• [EXERCISE PROMPT]: Return every record below exactly as written, but leave out the pictures.

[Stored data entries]

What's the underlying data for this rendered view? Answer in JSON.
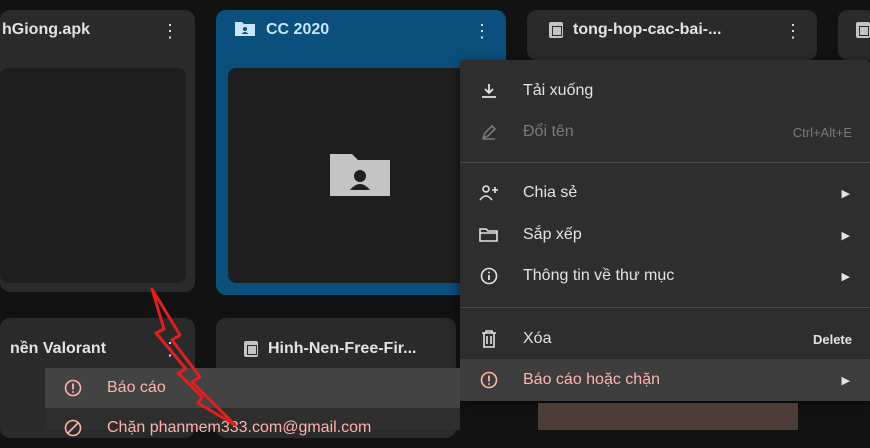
{
  "cards": {
    "c1": {
      "title": "hGiong.apk"
    },
    "c2": {
      "title": "CC 2020"
    },
    "c3": {
      "title": "tong-hop-cac-bai-..."
    },
    "c5": {
      "title": "nền Valorant"
    },
    "c6": {
      "title": "Hinh-Nen-Free-Fir..."
    }
  },
  "menu": {
    "download": "Tải xuống",
    "rename": "Đổi tên",
    "rename_shortcut": "Ctrl+Alt+E",
    "share": "Chia sẻ",
    "organize": "Sắp xếp",
    "info": "Thông tin về thư mục",
    "delete": "Xóa",
    "delete_shortcut": "Delete",
    "report_block": "Báo cáo hoặc chặn"
  },
  "submenu": {
    "report": "Báo cáo",
    "block": "Chặn phanmem333.com@gmail.com"
  },
  "colors": {
    "selected_card": "#0b4f7d",
    "report_text": "#ffb4ab",
    "annotation_arrow": "#e02020"
  }
}
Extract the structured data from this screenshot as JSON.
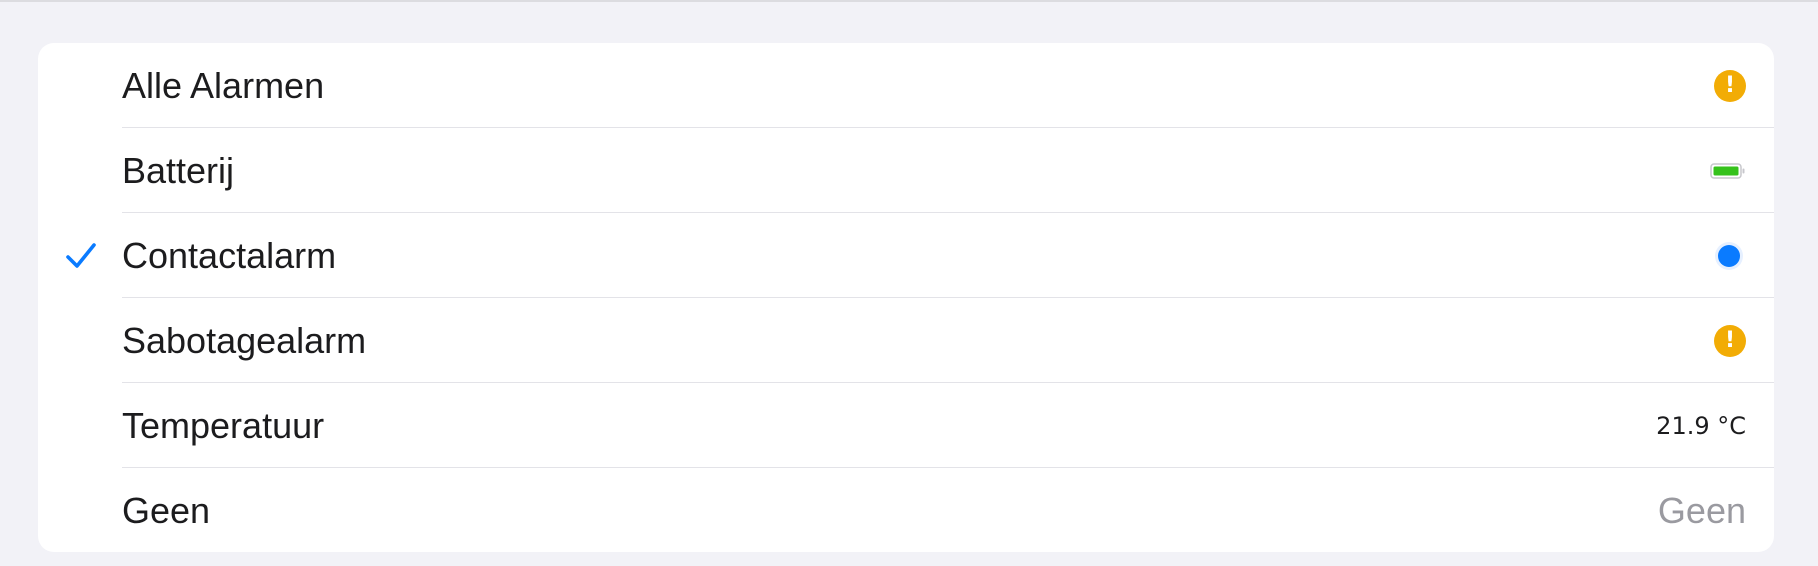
{
  "colors": {
    "background": "#f2f2f7",
    "card": "#ffffff",
    "accent": "#0a7bff",
    "warning": "#f2ac05",
    "battery": "#35c21b",
    "secondary_text": "#9a9aa0"
  },
  "list": {
    "items": [
      {
        "label": "Alle Alarmen",
        "accessory": "warning-icon",
        "selected": false
      },
      {
        "label": "Batterij",
        "accessory": "battery-icon",
        "battery_level": 1.0,
        "selected": false
      },
      {
        "label": "Contactalarm",
        "accessory": "blue-dot-icon",
        "selected": true
      },
      {
        "label": "Sabotagealarm",
        "accessory": "warning-icon",
        "selected": false
      },
      {
        "label": "Temperatuur",
        "accessory": "text",
        "value": "21.9 °C",
        "selected": false
      },
      {
        "label": "Geen",
        "accessory": "text",
        "value": "Geen",
        "selected": false
      }
    ]
  }
}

• [WORKED ANSWER]:
What's the underlying data for this rendered view? Answer in JSON.
{
  "cards": {
    "c1": {
      "title": "hGiong.apk"
    },
    "c2": {
      "title": "CC 2020"
    },
    "c3": {
      "title": "tong-hop-cac-bai-..."
    },
    "c5": {
      "title": "nền Valorant"
    },
    "c6": {
      "title": "Hinh-Nen-Free-Fir..."
    }
  },
  "menu": {
    "download": "Tải xuống",
    "rename": "Đổi tên",
    "rename_shortcut": "Ctrl+Alt+E",
    "share": "Chia sẻ",
    "organize": "Sắp xếp",
    "info": "Thông tin về thư mục",
    "delete": "Xóa",
    "delete_shortcut": "Delete",
    "report_block": "Báo cáo hoặc chặn"
  },
  "submenu": {
    "report": "Báo cáo",
    "block": "Chặn phanmem333.com@gmail.com"
  },
  "colors": {
    "selected_card": "#0b4f7d",
    "report_text": "#ffb4ab",
    "annotation_arrow": "#e02020"
  }
}
Extract the structured data from this screenshot as JSON.
{
  "colors": {
    "background": "#f2f2f7",
    "card": "#ffffff",
    "accent": "#0a7bff",
    "warning": "#f2ac05",
    "battery": "#35c21b",
    "secondary_text": "#9a9aa0"
  },
  "list": {
    "items": [
      {
        "label": "Alle Alarmen",
        "accessory": "warning-icon",
        "selected": false
      },
      {
        "label": "Batterij",
        "accessory": "battery-icon",
        "battery_level": 1.0,
        "selected": false
      },
      {
        "label": "Contactalarm",
        "accessory": "blue-dot-icon",
        "selected": true
      },
      {
        "label": "Sabotagealarm",
        "accessory": "warning-icon",
        "selected": false
      },
      {
        "label": "Temperatuur",
        "accessory": "text",
        "value": "21.9 °C",
        "selected": false
      },
      {
        "label": "Geen",
        "accessory": "text",
        "value": "Geen",
        "selected": false
      }
    ]
  }
}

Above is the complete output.